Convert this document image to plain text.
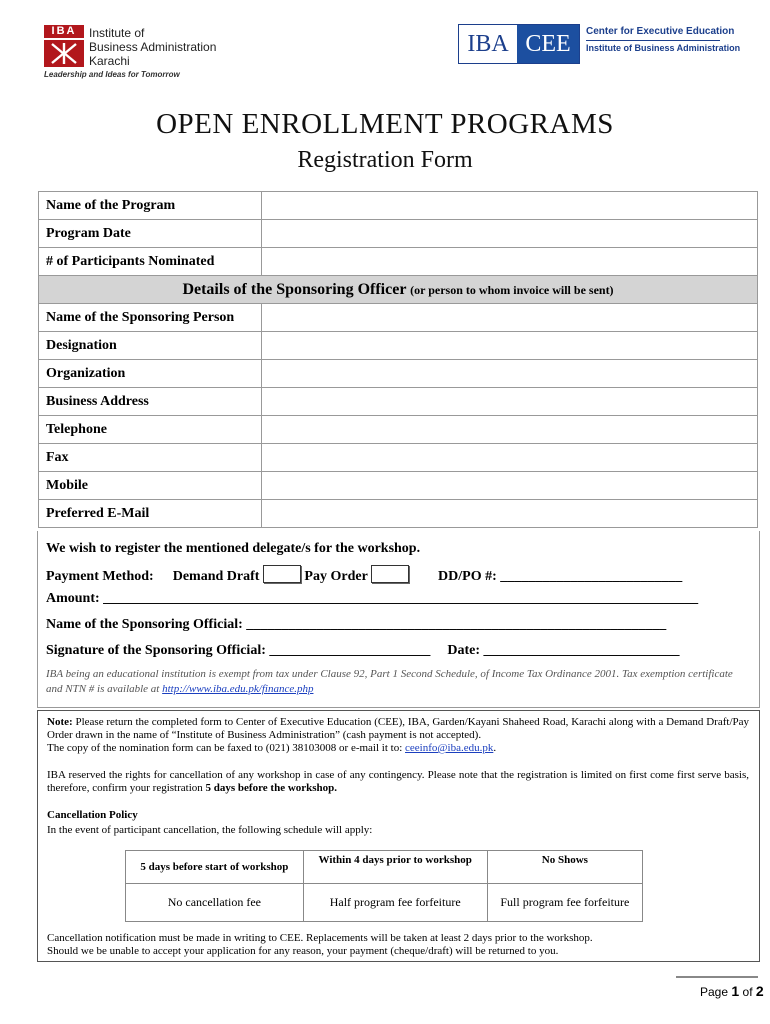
IBA	Institute of
Business Administration
Karachi
Leadership and Ideas for Tomorrow
IBA CEE	Center for Executive Education
Institute of Business Administration
OPEN ENROLLMENT PROGRAMS
Registration Form
Name of the Program	
Program Date	
# of Participants Nominated	
Details of the Sponsoring Officer (or person to whom invoice will be sent)	
Name of the Sponsoring Person	
Designation	
Organization	
Business Address	
Telephone	
Fax	
Mobile	
Preferred E-Mail	
We wish to register the mentioned delegate/s for the workshop.
Payment Method: Demand Draft	Pay Order	DD/PO #: __________________________
Amount: _____________________________________________________________________________________
Name of the Sponsoring Official: ____________________________________________________________
Signature of the Sponsoring Official: _______________________ Date: ____________________________
IBA being an educational institution is exempt from tax under Clause 92, Part 1 Second Schedule, of Income Tax Ordinance 2001. Tax exemption certificate and NTN # is available at http://www.iba.edu.pk/finance.php
Note: Please return the completed form to Center of Executive Education (CEE), IBA, Garden/Kayani Shaheed Road, Karachi along with a Demand Draft/Pay Order drawn in the name of “Institute of Business Administration” (cash payment is not accepted).
The copy of the nomination form can be faxed to (021) 38103008 or e-mail it to: ceeinfo@iba.edu.pk.
IBA reserved the rights for cancellation of any workshop in case of any contingency. Please note that the registration is limited on first come first serve basis, therefore, confirm your registration 5 days before the workshop.
Cancellation Policy
In the event of participant cancellation, the following schedule will apply:
5 days before start of workshop	Within 4 days prior to workshop	No Shows
No cancellation fee	Half program fee forfeiture	Full program fee forfeiture
Cancellation notification must be made in writing to CEE. Replacements will be taken at least 2 days prior to the workshop.
Should we be unable to accept your application for any reason, your payment (cheque/draft) will be returned to you.
Page 1 of 2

※

__Given problem__
The pictures should not be reproduced; quote all of the other material exactly.

__Finished task__
Convert this document image to plain text.
IBA	Institute of
Business Administration
Karachi
Leadership and Ideas for Tomorrow
IBA CEE	Center for Executive Education
Institute of Business Administration
OPEN ENROLLMENT PROGRAMS
Registration Form
Name of the Program	
Program Date	
# of Participants Nominated	
Details of the Sponsoring Officer (or person to whom invoice will be sent)	
Name of the Sponsoring Person	
Designation	
Organization	
Business Address	
Telephone	
Fax	
Mobile	
Preferred E-Mail	
We wish to register the mentioned delegate/s for the workshop.
Payment Method: Demand Draft	Pay Order	DD/PO #: __________________________
Amount: _____________________________________________________________________________________
Name of the Sponsoring Official: ____________________________________________________________
Signature of the Sponsoring Official: _______________________ Date: ____________________________
IBA being an educational institution is exempt from tax under Clause 92, Part 1 Second Schedule, of Income Tax Ordinance 2001. Tax exemption certificate and NTN # is available at http://www.iba.edu.pk/finance.php
Note: Please return the completed form to Center of Executive Education (CEE), IBA, Garden/Kayani Shaheed Road, Karachi along with a Demand Draft/Pay Order drawn in the name of “Institute of Business Administration” (cash payment is not accepted).
The copy of the nomination form can be faxed to (021) 38103008 or e-mail it to: ceeinfo@iba.edu.pk.
IBA reserved the rights for cancellation of any workshop in case of any contingency. Please note that the registration is limited on first come first serve basis, therefore, confirm your registration 5 days before the workshop.
Cancellation Policy
In the event of participant cancellation, the following schedule will apply:
5 days before start of workshop	Within 4 days prior to workshop	No Shows
No cancellation fee	Half program fee forfeiture	Full program fee forfeiture
Cancellation notification must be made in writing to CEE. Replacements will be taken at least 2 days prior to the workshop.
Should we be unable to accept your application for any reason, your payment (cheque/draft) will be returned to you.
Page 1 of 2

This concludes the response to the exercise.